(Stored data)
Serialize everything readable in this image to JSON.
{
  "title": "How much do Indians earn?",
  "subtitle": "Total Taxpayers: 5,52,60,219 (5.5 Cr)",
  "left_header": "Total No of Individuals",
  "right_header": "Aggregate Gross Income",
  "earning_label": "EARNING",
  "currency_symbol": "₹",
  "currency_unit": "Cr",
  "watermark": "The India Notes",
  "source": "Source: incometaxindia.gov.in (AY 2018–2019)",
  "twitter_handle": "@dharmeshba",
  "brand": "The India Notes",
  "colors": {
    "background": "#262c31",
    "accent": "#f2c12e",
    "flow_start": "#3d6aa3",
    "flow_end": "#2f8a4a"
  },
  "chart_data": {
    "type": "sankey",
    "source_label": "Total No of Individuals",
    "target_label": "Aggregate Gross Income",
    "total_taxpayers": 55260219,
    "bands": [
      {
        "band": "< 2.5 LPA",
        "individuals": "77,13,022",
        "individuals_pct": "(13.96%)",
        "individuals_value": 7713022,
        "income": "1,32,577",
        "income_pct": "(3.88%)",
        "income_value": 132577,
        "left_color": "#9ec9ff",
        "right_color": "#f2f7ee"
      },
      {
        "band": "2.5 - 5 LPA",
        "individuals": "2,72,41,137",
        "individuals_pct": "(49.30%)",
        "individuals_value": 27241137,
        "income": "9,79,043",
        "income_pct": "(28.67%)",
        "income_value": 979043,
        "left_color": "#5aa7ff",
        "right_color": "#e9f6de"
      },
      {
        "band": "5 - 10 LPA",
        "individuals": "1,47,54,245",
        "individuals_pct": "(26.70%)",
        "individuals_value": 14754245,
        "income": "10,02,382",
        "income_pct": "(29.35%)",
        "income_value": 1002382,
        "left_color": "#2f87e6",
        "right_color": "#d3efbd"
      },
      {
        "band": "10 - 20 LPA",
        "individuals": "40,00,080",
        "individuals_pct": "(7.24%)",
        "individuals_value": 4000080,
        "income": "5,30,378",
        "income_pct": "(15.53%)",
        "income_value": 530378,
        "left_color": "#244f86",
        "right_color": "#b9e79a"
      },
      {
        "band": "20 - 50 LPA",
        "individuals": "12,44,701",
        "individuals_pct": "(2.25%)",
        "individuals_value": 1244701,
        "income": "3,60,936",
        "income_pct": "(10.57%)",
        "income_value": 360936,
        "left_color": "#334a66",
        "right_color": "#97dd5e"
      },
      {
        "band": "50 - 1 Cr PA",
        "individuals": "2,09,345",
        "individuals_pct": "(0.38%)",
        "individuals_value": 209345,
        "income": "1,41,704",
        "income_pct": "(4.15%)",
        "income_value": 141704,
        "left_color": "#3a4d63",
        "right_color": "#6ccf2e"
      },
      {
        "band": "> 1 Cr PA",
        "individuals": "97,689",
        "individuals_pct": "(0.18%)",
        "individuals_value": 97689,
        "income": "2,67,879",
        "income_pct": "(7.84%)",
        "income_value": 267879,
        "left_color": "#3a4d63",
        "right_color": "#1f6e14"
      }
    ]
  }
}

- _Stated goal_
Set down every record above exactly as given.

- _Task solution_
Serialize everything readable in this image to JSON.
{
  "title": "How much do Indians earn?",
  "subtitle": "Total Taxpayers: 5,52,60,219 (5.5 Cr)",
  "left_header": "Total No of Individuals",
  "right_header": "Aggregate Gross Income",
  "earning_label": "EARNING",
  "currency_symbol": "₹",
  "currency_unit": "Cr",
  "watermark": "The India Notes",
  "source": "Source: incometaxindia.gov.in (AY 2018–2019)",
  "twitter_handle": "@dharmeshba",
  "brand": "The India Notes",
  "colors": {
    "background": "#262c31",
    "accent": "#f2c12e",
    "flow_start": "#3d6aa3",
    "flow_end": "#2f8a4a"
  },
  "chart_data": {
    "type": "sankey",
    "source_label": "Total No of Individuals",
    "target_label": "Aggregate Gross Income",
    "total_taxpayers": 55260219,
    "bands": [
      {
        "band": "< 2.5 LPA",
        "individuals": "77,13,022",
        "individuals_pct": "(13.96%)",
        "individuals_value": 7713022,
        "income": "1,32,577",
        "income_pct": "(3.88%)",
        "income_value": 132577,
        "left_color": "#9ec9ff",
        "right_color": "#f2f7ee"
      },
      {
        "band": "2.5 - 5 LPA",
        "individuals": "2,72,41,137",
        "individuals_pct": "(49.30%)",
        "individuals_value": 27241137,
        "income": "9,79,043",
        "income_pct": "(28.67%)",
        "income_value": 979043,
        "left_color": "#5aa7ff",
        "right_color": "#e9f6de"
      },
      {
        "band": "5 - 10 LPA",
        "individuals": "1,47,54,245",
        "individuals_pct": "(26.70%)",
        "individuals_value": 14754245,
        "income": "10,02,382",
        "income_pct": "(29.35%)",
        "income_value": 1002382,
        "left_color": "#2f87e6",
        "right_color": "#d3efbd"
      },
      {
        "band": "10 - 20 LPA",
        "individuals": "40,00,080",
        "individuals_pct": "(7.24%)",
        "individuals_value": 4000080,
        "income": "5,30,378",
        "income_pct": "(15.53%)",
        "income_value": 530378,
        "left_color": "#244f86",
        "right_color": "#b9e79a"
      },
      {
        "band": "20 - 50 LPA",
        "individuals": "12,44,701",
        "individuals_pct": "(2.25%)",
        "individuals_value": 1244701,
        "income": "3,60,936",
        "income_pct": "(10.57%)",
        "income_value": 360936,
        "left_color": "#334a66",
        "right_color": "#97dd5e"
      },
      {
        "band": "50 - 1 Cr PA",
        "individuals": "2,09,345",
        "individuals_pct": "(0.38%)",
        "individuals_value": 209345,
        "income": "1,41,704",
        "income_pct": "(4.15%)",
        "income_value": 141704,
        "left_color": "#3a4d63",
        "right_color": "#6ccf2e"
      },
      {
        "band": "> 1 Cr PA",
        "individuals": "97,689",
        "individuals_pct": "(0.18%)",
        "individuals_value": 97689,
        "income": "2,67,879",
        "income_pct": "(7.84%)",
        "income_value": 267879,
        "left_color": "#3a4d63",
        "right_color": "#1f6e14"
      }
    ]
  }
}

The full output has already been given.